*** PROVIDED INFORMATION

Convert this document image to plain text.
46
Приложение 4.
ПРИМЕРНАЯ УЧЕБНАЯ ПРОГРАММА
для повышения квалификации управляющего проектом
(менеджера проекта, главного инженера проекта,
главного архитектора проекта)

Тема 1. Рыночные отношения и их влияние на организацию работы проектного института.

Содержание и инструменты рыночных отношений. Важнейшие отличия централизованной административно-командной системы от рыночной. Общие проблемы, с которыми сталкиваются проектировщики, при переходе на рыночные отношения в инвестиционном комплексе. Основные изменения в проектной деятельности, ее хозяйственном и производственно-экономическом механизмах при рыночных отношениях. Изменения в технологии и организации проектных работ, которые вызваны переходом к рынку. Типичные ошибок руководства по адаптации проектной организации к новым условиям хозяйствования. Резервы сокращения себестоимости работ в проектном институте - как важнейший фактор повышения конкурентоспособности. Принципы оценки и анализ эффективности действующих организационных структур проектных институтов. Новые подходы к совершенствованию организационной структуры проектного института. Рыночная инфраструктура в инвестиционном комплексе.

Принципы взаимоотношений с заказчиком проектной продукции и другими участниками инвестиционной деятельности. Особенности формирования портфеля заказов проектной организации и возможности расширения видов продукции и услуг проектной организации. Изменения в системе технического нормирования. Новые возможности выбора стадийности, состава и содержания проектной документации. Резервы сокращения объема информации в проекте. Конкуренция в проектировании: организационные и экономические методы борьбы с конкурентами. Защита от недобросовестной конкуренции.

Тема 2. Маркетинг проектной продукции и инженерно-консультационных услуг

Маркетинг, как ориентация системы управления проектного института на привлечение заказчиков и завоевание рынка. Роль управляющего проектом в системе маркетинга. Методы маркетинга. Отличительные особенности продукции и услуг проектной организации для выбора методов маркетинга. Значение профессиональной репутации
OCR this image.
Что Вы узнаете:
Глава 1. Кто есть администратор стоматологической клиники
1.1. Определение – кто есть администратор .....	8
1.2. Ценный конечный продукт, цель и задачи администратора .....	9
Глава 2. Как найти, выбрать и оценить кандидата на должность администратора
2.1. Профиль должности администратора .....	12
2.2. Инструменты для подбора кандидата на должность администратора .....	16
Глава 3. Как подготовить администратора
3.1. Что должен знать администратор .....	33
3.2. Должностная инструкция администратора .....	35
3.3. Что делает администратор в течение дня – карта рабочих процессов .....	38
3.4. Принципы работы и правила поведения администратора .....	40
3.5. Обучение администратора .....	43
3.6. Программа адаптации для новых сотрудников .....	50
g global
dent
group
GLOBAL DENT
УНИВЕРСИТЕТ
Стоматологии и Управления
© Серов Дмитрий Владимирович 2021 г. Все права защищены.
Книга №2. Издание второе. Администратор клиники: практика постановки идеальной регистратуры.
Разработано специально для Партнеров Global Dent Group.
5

******

**WHAT TO WORK ON**
Set out exactly the run of lines that begins at the line holding "OCR this image." and ends at the last line of the data.

**RESULT BELOW**
OCR this image.
Что Вы узнаете:
Глава 1. Кто есть администратор стоматологической клиники
1.1. Определение – кто есть администратор .....	8
1.2. Ценный конечный продукт, цель и задачи администратора .....	9
Глава 2. Как найти, выбрать и оценить кандидата на должность администратора
2.1. Профиль должности администратора .....	12
2.2. Инструменты для подбора кандидата на должность администратора .....	16
Глава 3. Как подготовить администратора
3.1. Что должен знать администратор .....	33
3.2. Должностная инструкция администратора .....	35
3.3. Что делает администратор в течение дня – карта рабочих процессов .....	38
3.4. Принципы работы и правила поведения администратора .....	40
3.5. Обучение администратора .....	43
3.6. Программа адаптации для новых сотрудников .....	50
g global
dent
group
GLOBAL DENT
УНИВЕРСИТЕТ
Стоматологии и Управления
© Серов Дмитрий Владимирович 2021 г. Все права защищены.
Книга №2. Издание второе. Администратор клиники: практика постановки идеальной регистратуры.
Разработано специально для Партнеров Global Dent Group.
5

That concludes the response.